Exercise prompt :: Print all records exactly, leaving nothing out.

Available records ::
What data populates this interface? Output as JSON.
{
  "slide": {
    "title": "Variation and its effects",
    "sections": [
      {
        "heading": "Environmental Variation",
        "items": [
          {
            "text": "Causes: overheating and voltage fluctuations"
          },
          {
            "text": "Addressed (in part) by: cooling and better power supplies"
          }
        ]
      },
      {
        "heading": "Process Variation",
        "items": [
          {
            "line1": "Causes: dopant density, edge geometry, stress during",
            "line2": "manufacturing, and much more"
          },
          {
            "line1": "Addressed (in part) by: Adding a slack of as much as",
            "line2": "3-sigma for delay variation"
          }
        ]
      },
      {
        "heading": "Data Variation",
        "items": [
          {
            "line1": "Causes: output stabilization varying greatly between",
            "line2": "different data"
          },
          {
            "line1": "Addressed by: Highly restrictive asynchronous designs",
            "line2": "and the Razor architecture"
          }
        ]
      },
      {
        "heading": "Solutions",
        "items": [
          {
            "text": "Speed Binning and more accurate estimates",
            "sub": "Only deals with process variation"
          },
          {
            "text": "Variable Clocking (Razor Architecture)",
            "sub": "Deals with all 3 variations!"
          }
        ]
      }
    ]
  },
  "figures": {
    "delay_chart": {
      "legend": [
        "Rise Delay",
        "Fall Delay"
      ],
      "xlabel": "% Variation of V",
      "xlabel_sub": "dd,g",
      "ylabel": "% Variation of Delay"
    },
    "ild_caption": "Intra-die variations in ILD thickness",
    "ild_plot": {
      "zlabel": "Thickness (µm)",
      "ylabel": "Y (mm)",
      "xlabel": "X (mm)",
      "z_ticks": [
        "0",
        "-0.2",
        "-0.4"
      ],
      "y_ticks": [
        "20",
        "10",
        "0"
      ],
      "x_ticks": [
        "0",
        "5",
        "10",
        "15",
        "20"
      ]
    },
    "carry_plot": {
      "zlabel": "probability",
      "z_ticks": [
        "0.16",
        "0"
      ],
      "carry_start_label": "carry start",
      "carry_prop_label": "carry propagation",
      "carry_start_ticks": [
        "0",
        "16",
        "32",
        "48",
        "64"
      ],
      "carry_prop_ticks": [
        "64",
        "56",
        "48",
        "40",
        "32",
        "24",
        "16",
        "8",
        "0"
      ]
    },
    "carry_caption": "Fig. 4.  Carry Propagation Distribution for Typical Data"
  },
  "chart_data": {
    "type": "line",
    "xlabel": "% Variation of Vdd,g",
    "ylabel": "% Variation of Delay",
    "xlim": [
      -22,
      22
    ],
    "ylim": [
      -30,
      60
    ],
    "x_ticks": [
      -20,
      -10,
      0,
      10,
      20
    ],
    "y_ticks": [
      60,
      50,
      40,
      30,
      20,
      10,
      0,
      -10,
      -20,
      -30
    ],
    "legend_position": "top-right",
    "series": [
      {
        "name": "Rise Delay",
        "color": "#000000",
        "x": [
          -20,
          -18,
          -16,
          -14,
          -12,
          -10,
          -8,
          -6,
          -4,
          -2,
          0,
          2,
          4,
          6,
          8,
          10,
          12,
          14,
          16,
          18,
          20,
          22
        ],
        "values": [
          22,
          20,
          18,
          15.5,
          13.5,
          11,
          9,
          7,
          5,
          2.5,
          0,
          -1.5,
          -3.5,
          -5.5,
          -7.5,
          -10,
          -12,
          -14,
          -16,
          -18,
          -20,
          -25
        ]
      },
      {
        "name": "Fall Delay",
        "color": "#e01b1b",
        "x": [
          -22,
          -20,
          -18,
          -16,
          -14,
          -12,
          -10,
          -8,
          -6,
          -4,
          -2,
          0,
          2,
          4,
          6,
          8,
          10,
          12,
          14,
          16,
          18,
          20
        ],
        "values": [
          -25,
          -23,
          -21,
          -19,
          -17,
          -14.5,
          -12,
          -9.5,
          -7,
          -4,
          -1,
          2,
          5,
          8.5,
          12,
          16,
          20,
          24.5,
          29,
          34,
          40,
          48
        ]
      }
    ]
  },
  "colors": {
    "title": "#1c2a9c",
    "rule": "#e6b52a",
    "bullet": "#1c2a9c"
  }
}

Result of the task ::
What data populates this interface? Output as JSON.
{
  "slide": {
    "title": "Variation and its effects",
    "sections": [
      {
        "heading": "Environmental Variation",
        "items": [
          {
            "text": "Causes: overheating and voltage fluctuations"
          },
          {
            "text": "Addressed (in part) by: cooling and better power supplies"
          }
        ]
      },
      {
        "heading": "Process Variation",
        "items": [
          {
            "line1": "Causes: dopant density, edge geometry, stress during",
            "line2": "manufacturing, and much more"
          },
          {
            "line1": "Addressed (in part) by: Adding a slack of as much as",
            "line2": "3-sigma for delay variation"
          }
        ]
      },
      {
        "heading": "Data Variation",
        "items": [
          {
            "line1": "Causes: output stabilization varying greatly between",
            "line2": "different data"
          },
          {
            "line1": "Addressed by: Highly restrictive asynchronous designs",
            "line2": "and the Razor architecture"
          }
        ]
      },
      {
        "heading": "Solutions",
        "items": [
          {
            "text": "Speed Binning and more accurate estimates",
            "sub": "Only deals with process variation"
          },
          {
            "text": "Variable Clocking (Razor Architecture)",
            "sub": "Deals with all 3 variations!"
          }
        ]
      }
    ]
  },
  "figures": {
    "delay_chart": {
      "legend": [
        "Rise Delay",
        "Fall Delay"
      ],
      "xlabel": "% Variation of V",
      "xlabel_sub": "dd,g",
      "ylabel": "% Variation of Delay"
    },
    "ild_caption": "Intra-die variations in ILD thickness",
    "ild_plot": {
      "zlabel": "Thickness (µm)",
      "ylabel": "Y (mm)",
      "xlabel": "X (mm)",
      "z_ticks": [
        "0",
        "-0.2",
        "-0.4"
      ],
      "y_ticks": [
        "20",
        "10",
        "0"
      ],
      "x_ticks": [
        "0",
        "5",
        "10",
        "15",
        "20"
      ]
    },
    "carry_plot": {
      "zlabel": "probability",
      "z_ticks": [
        "0.16",
        "0"
      ],
      "carry_start_label": "carry start",
      "carry_prop_label": "carry propagation",
      "carry_start_ticks": [
        "0",
        "16",
        "32",
        "48",
        "64"
      ],
      "carry_prop_ticks": [
        "64",
        "56",
        "48",
        "40",
        "32",
        "24",
        "16",
        "8",
        "0"
      ]
    },
    "carry_caption": "Fig. 4.  Carry Propagation Distribution for Typical Data"
  },
  "chart_data": {
    "type": "line",
    "xlabel": "% Variation of Vdd,g",
    "ylabel": "% Variation of Delay",
    "xlim": [
      -22,
      22
    ],
    "ylim": [
      -30,
      60
    ],
    "x_ticks": [
      -20,
      -10,
      0,
      10,
      20
    ],
    "y_ticks": [
      60,
      50,
      40,
      30,
      20,
      10,
      0,
      -10,
      -20,
      -30
    ],
    "legend_position": "top-right",
    "series": [
      {
        "name": "Rise Delay",
        "color": "#000000",
        "x": [
          -20,
          -18,
          -16,
          -14,
          -12,
          -10,
          -8,
          -6,
          -4,
          -2,
          0,
          2,
          4,
          6,
          8,
          10,
          12,
          14,
          16,
          18,
          20,
          22
        ],
        "values": [
          22,
          20,
          18,
          15.5,
          13.5,
          11,
          9,
          7,
          5,
          2.5,
          0,
          -1.5,
          -3.5,
          -5.5,
          -7.5,
          -10,
          -12,
          -14,
          -16,
          -18,
          -20,
          -25
        ]
      },
      {
        "name": "Fall Delay",
        "color": "#e01b1b",
        "x": [
          -22,
          -20,
          -18,
          -16,
          -14,
          -12,
          -10,
          -8,
          -6,
          -4,
          -2,
          0,
          2,
          4,
          6,
          8,
          10,
          12,
          14,
          16,
          18,
          20
        ],
        "values": [
          -25,
          -23,
          -21,
          -19,
          -17,
          -14.5,
          -12,
          -9.5,
          -7,
          -4,
          -1,
          2,
          5,
          8.5,
          12,
          16,
          20,
          24.5,
          29,
          34,
          40,
          48
        ]
      }
    ]
  },
  "colors": {
    "title": "#1c2a9c",
    "rule": "#e6b52a",
    "bullet": "#1c2a9c"
  }
}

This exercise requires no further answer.